Task objective: Set down the records once more, please, exactly and with the pictures left out.

Listed entries:
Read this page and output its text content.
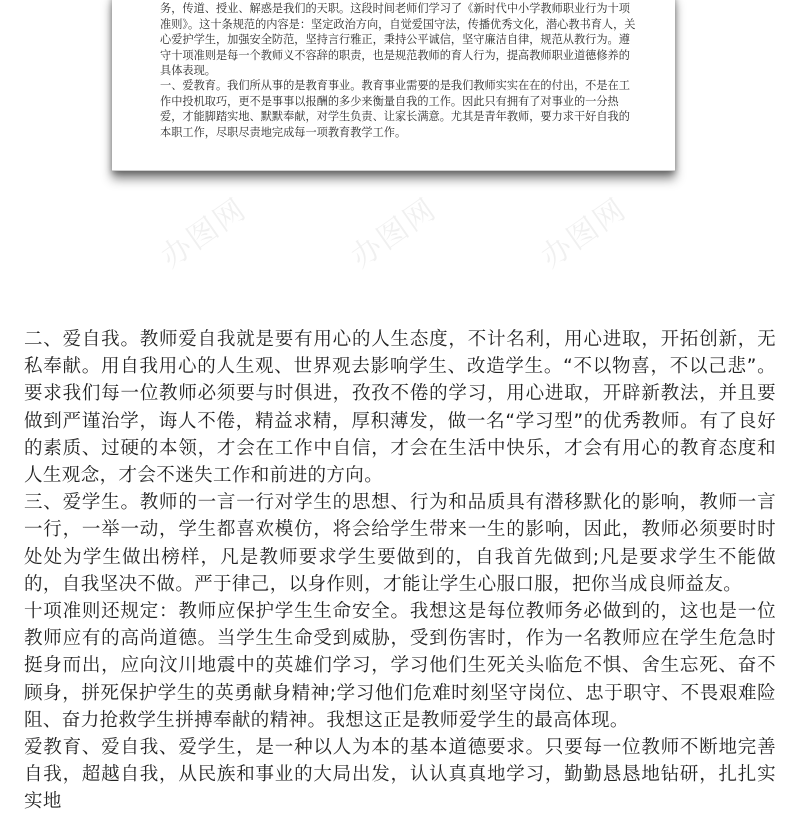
务，传道、授业、解惑是我们的天职。这段时间老师们学习了《新时代中小学教师职业行为十项准则》。这十条规范的内容是：坚定政治方向，自觉爱国守法，传播优秀文化，潜心教书育人，关心爱护学生，加强安全防范，坚持言行雅正，秉持公平诚信，坚守廉洁自律，规范从教行为。遵守十项准则是每一个教师义不容辞的职责，也是规范教师的育人行为，提高教师职业道德修养的具体表现。

一、爱教育。我们所从事的是教育事业。教育事业需要的是我们教师实实在在的付出，不是在工作中投机取巧，更不是事事以报酬的多少来衡量自我的工作。因此只有拥有了对事业的一分热爱，才能脚踏实地、默默奉献，对学生负责、让家长满意。尤其是青年教师，要力求干好自我的本职工作，尽职尽责地完成每一项教育教学工作。

办图网	办图网	办图网

二、爱自我。教师爱自我就是要有用心的人生态度，不计名利，用心进取，开拓创新，无私奉献。用自我用心的人生观、世界观去影响学生、改造学生。“不以物喜，不以己悲”。要求我们每一位教师必须要与时俱进，孜孜不倦的学习，用心进取，开辟新教法，并且要做到严谨治学，诲人不倦，精益求精，厚积薄发，做一名“学习型”的优秀教师。有了良好的素质、过硬的本领，才会在工作中自信，才会在生活中快乐，才会有用心的教育态度和人生观念，才会不迷失工作和前进的方向。

三、爱学生。教师的一言一行对学生的思想、行为和品质具有潜移默化的影响，教师一言一行，一举一动，学生都喜欢模仿，将会给学生带来一生的影响，因此，教师必须要时时处处为学生做出榜样，凡是教师要求学生要做到的，自我首先做到;凡是要求学生不能做的，自我坚决不做。严于律己，以身作则，才能让学生心服口服，把你当成良师益友。

十项准则还规定：教师应保护学生生命安全。我想这是每位教师务必做到的，这也是一位教师应有的高尚道德。当学生生命受到威胁，受到伤害时，作为一名教师应在学生危急时挺身而出，应向汶川地震中的英雄们学习，学习他们生死关头临危不惧、舍生忘死、奋不顾身，拼死保护学生的英勇献身精神;学习他们危难时刻坚守岗位、忠于职守、不畏艰难险阻、奋力抢救学生拼搏奉献的精神。我想这正是教师爱学生的最高体现。

爱教育、爱自我、爱学生，是一种以人为本的基本道德要求。只要每一位教师不断地完善自我，超越自我，从民族和事业的大局出发，认认真真地学习，勤勤恳恳地钻研，扎扎实实地
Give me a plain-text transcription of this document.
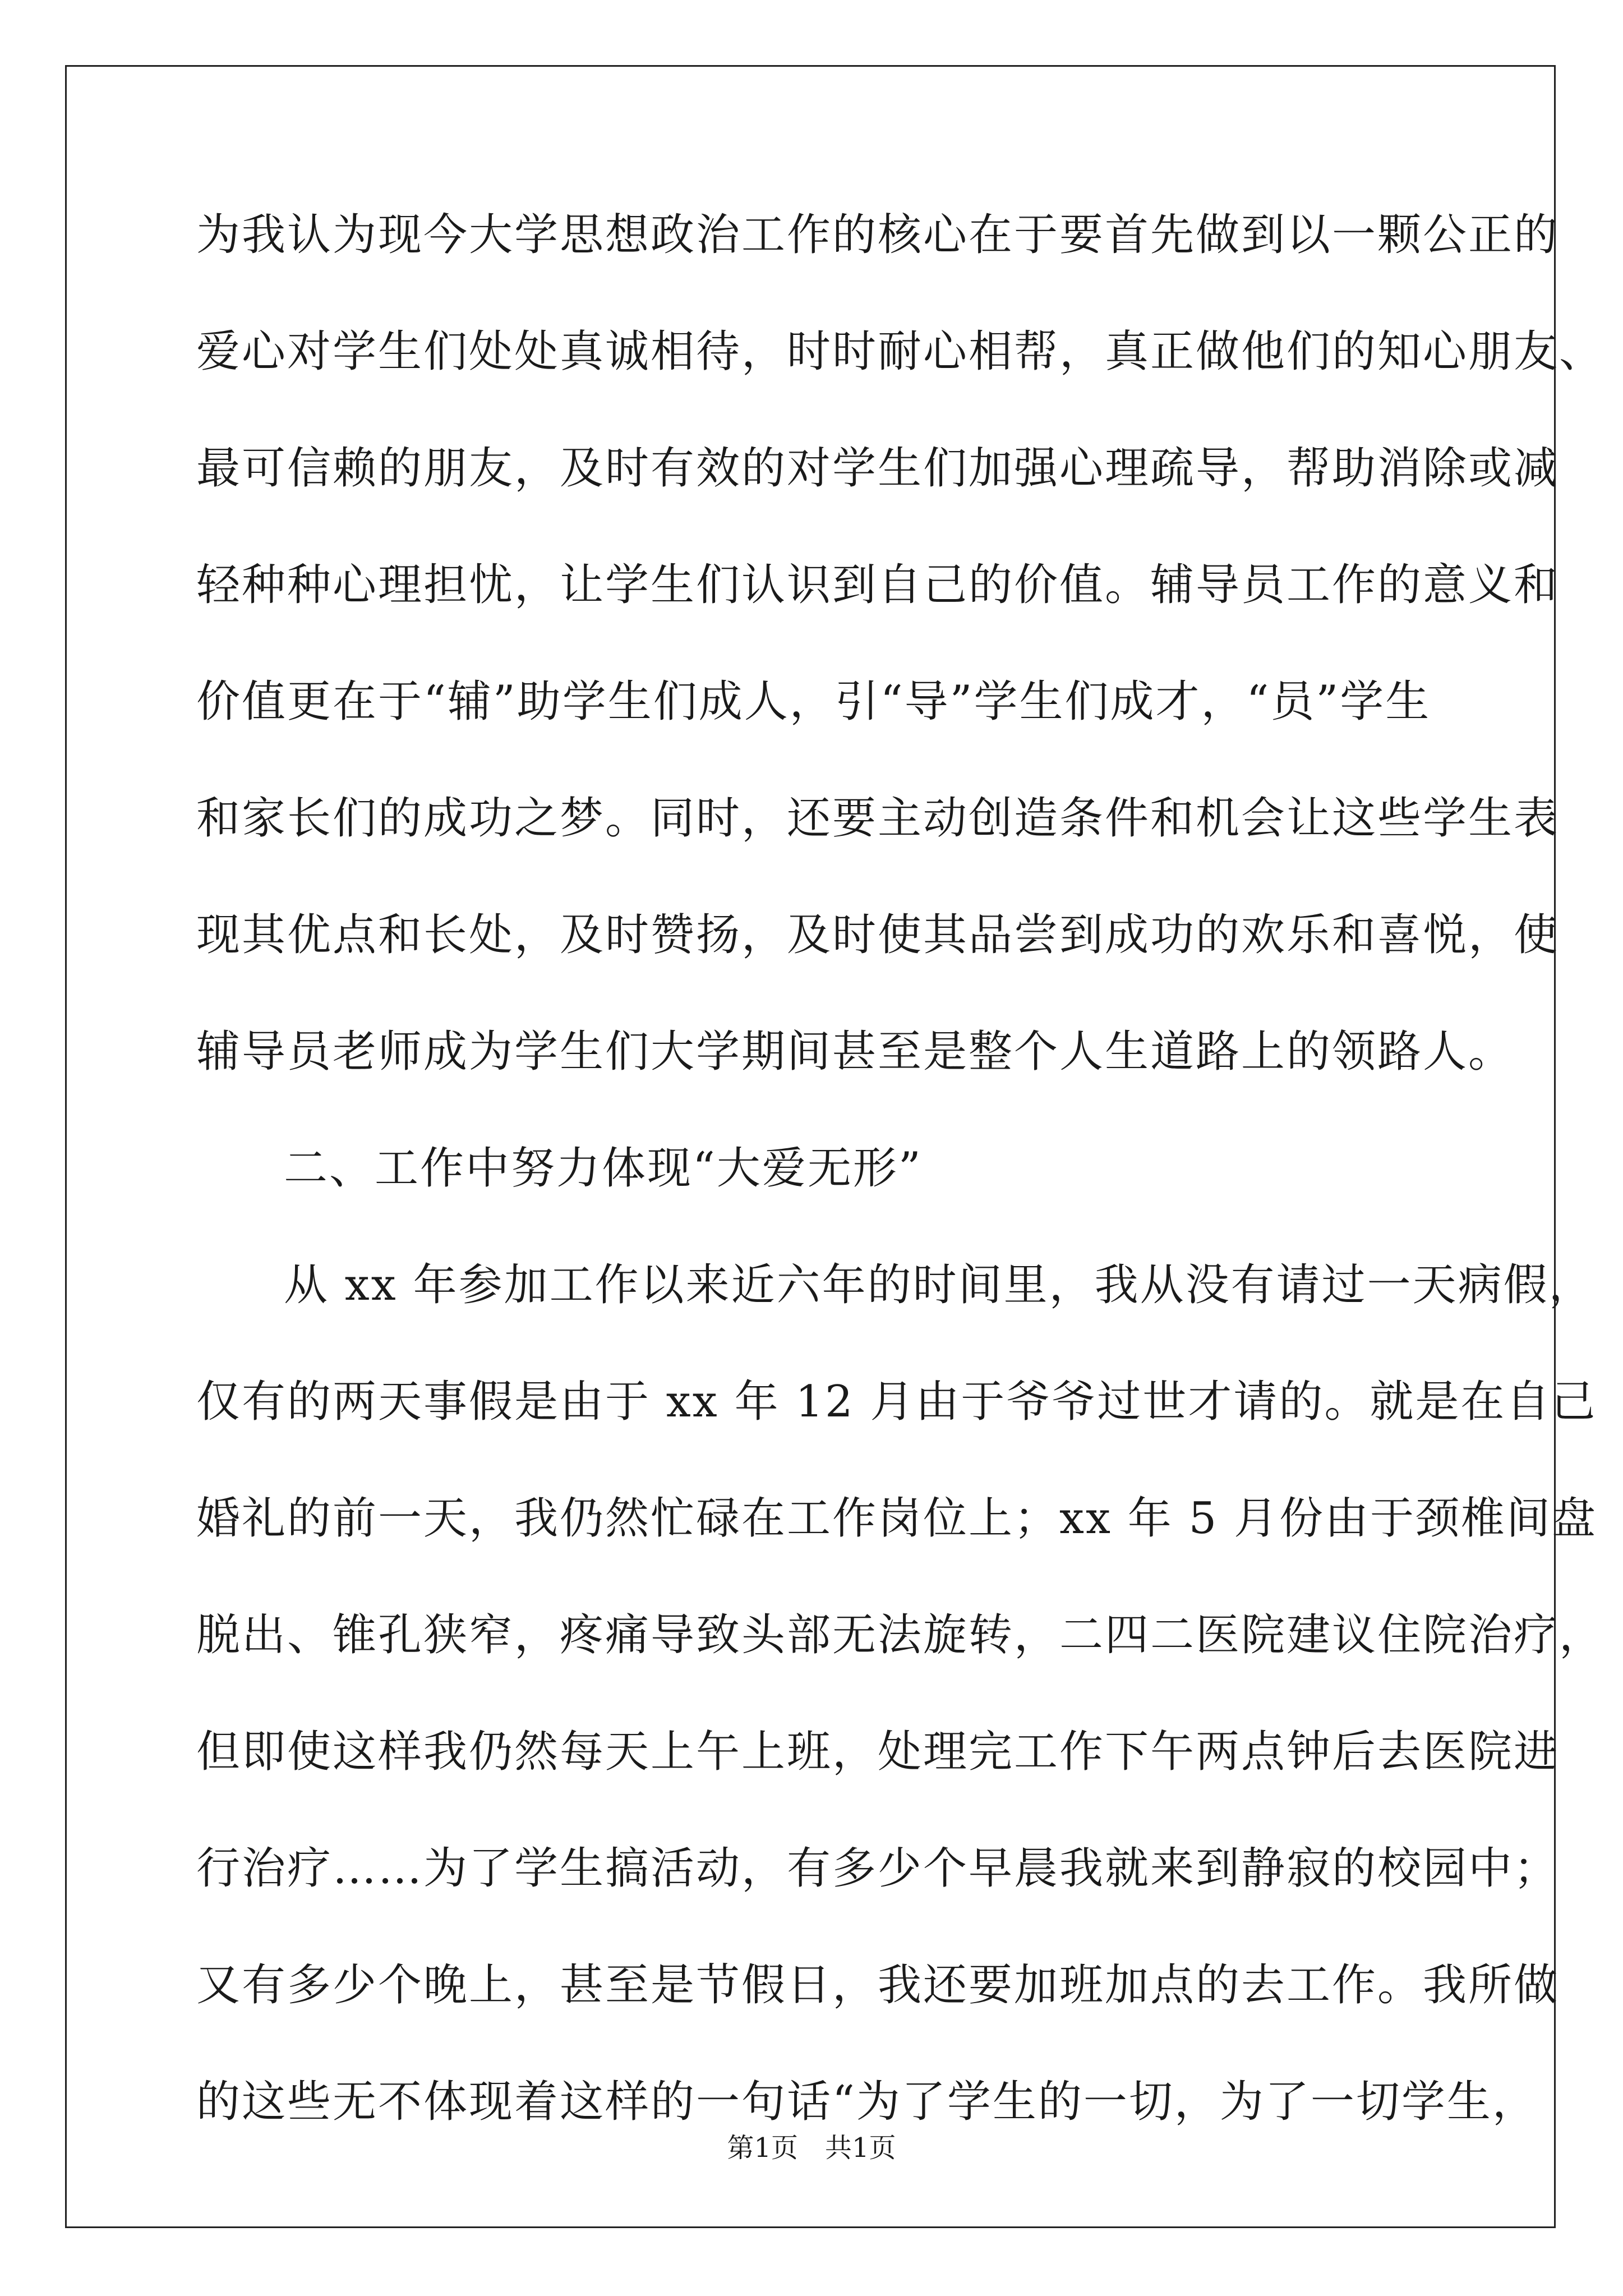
为我认为现今大学思想政治工作的核心在于要首先做到以一颗公正的
爱心对学生们处处真诚相待，时时耐心相帮，真正做他们的知心朋友、
最可信赖的朋友，及时有效的对学生们加强心理疏导，帮助消除或减
轻种种心理担忧，让学生们认识到自己的价值。辅导员工作的意义和
价值更在于“辅”助学生们成人，引“导”学生们成才，“员”学生
和家长们的成功之梦。同时，还要主动创造条件和机会让这些学生表
现其优点和长处，及时赞扬，及时使其品尝到成功的欢乐和喜悦，使
辅导员老师成为学生们大学期间甚至是整个人生道路上的领路人。
二、工作中努力体现“大爱无形”
从 xx 年参加工作以来近六年的时间里，我从没有请过一天病假，
仅有的两天事假是由于 xx 年 12 月由于爷爷过世才请的。就是在自己
婚礼的前一天，我仍然忙碌在工作岗位上；xx 年 5 月份由于颈椎间盘
脱出、锥孔狭窄，疼痛导致头部无法旋转，二四二医院建议住院治疗，
但即使这样我仍然每天上午上班，处理完工作下午两点钟后去医院进
行治疗……为了学生搞活动，有多少个早晨我就来到静寂的校园中；
又有多少个晚上，甚至是节假日，我还要加班加点的去工作。我所做
的这些无不体现着这样的一句话“为了学生的一切，为了一切学生，
第1页　共1页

Answer below:
Read this page and output its text content.
务，传道、授业、解惑是我们的天职。这段时间老师们学习了《新时代中小学教师职业行为十项准则》。这十条规范的内容是：坚定政治方向，自觉爱国守法，传播优秀文化，潜心教书育人，关心爱护学生，加强安全防范，坚持言行雅正，秉持公平诚信，坚守廉洁自律，规范从教行为。遵守十项准则是每一个教师义不容辞的职责，也是规范教师的育人行为，提高教师职业道德修养的具体表现。

一、爱教育。我们所从事的是教育事业。教育事业需要的是我们教师实实在在的付出，不是在工作中投机取巧，更不是事事以报酬的多少来衡量自我的工作。因此只有拥有了对事业的一分热爱，才能脚踏实地、默默奉献，对学生负责、让家长满意。尤其是青年教师，要力求干好自我的本职工作，尽职尽责地完成每一项教育教学工作。

办图网	办图网	办图网

二、爱自我。教师爱自我就是要有用心的人生态度，不计名利，用心进取，开拓创新，无私奉献。用自我用心的人生观、世界观去影响学生、改造学生。“不以物喜，不以己悲”。要求我们每一位教师必须要与时俱进，孜孜不倦的学习，用心进取，开辟新教法，并且要做到严谨治学，诲人不倦，精益求精，厚积薄发，做一名“学习型”的优秀教师。有了良好的素质、过硬的本领，才会在工作中自信，才会在生活中快乐，才会有用心的教育态度和人生观念，才会不迷失工作和前进的方向。

三、爱学生。教师的一言一行对学生的思想、行为和品质具有潜移默化的影响，教师一言一行，一举一动，学生都喜欢模仿，将会给学生带来一生的影响，因此，教师必须要时时处处为学生做出榜样，凡是教师要求学生要做到的，自我首先做到;凡是要求学生不能做的，自我坚决不做。严于律己，以身作则，才能让学生心服口服，把你当成良师益友。

十项准则还规定：教师应保护学生生命安全。我想这是每位教师务必做到的，这也是一位教师应有的高尚道德。当学生生命受到威胁，受到伤害时，作为一名教师应在学生危急时挺身而出，应向汶川地震中的英雄们学习，学习他们生死关头临危不惧、舍生忘死、奋不顾身，拼死保护学生的英勇献身精神;学习他们危难时刻坚守岗位、忠于职守、不畏艰难险阻、奋力抢救学生拼搏奉献的精神。我想这正是教师爱学生的最高体现。

爱教育、爱自我、爱学生，是一种以人为本的基本道德要求。只要每一位教师不断地完善自我，超越自我，从民族和事业的大局出发，认认真真地学习，勤勤恳恳地钻研，扎扎实实地
Give me a plain-text transcription of this document.
为我认为现今大学思想政治工作的核心在于要首先做到以一颗公正的
爱心对学生们处处真诚相待，时时耐心相帮，真正做他们的知心朋友、
最可信赖的朋友，及时有效的对学生们加强心理疏导，帮助消除或减
轻种种心理担忧，让学生们认识到自己的价值。辅导员工作的意义和
价值更在于“辅”助学生们成人，引“导”学生们成才，“员”学生
和家长们的成功之梦。同时，还要主动创造条件和机会让这些学生表
现其优点和长处，及时赞扬，及时使其品尝到成功的欢乐和喜悦，使
辅导员老师成为学生们大学期间甚至是整个人生道路上的领路人。
二、工作中努力体现“大爱无形”
从 xx 年参加工作以来近六年的时间里，我从没有请过一天病假，
仅有的两天事假是由于 xx 年 12 月由于爷爷过世才请的。就是在自己
婚礼的前一天，我仍然忙碌在工作岗位上；xx 年 5 月份由于颈椎间盘
脱出、锥孔狭窄，疼痛导致头部无法旋转，二四二医院建议住院治疗，
但即使这样我仍然每天上午上班，处理完工作下午两点钟后去医院进
行治疗……为了学生搞活动，有多少个早晨我就来到静寂的校园中；
又有多少个晚上，甚至是节假日，我还要加班加点的去工作。我所做
的这些无不体现着这样的一句话“为了学生的一切，为了一切学生，
第1页　共1页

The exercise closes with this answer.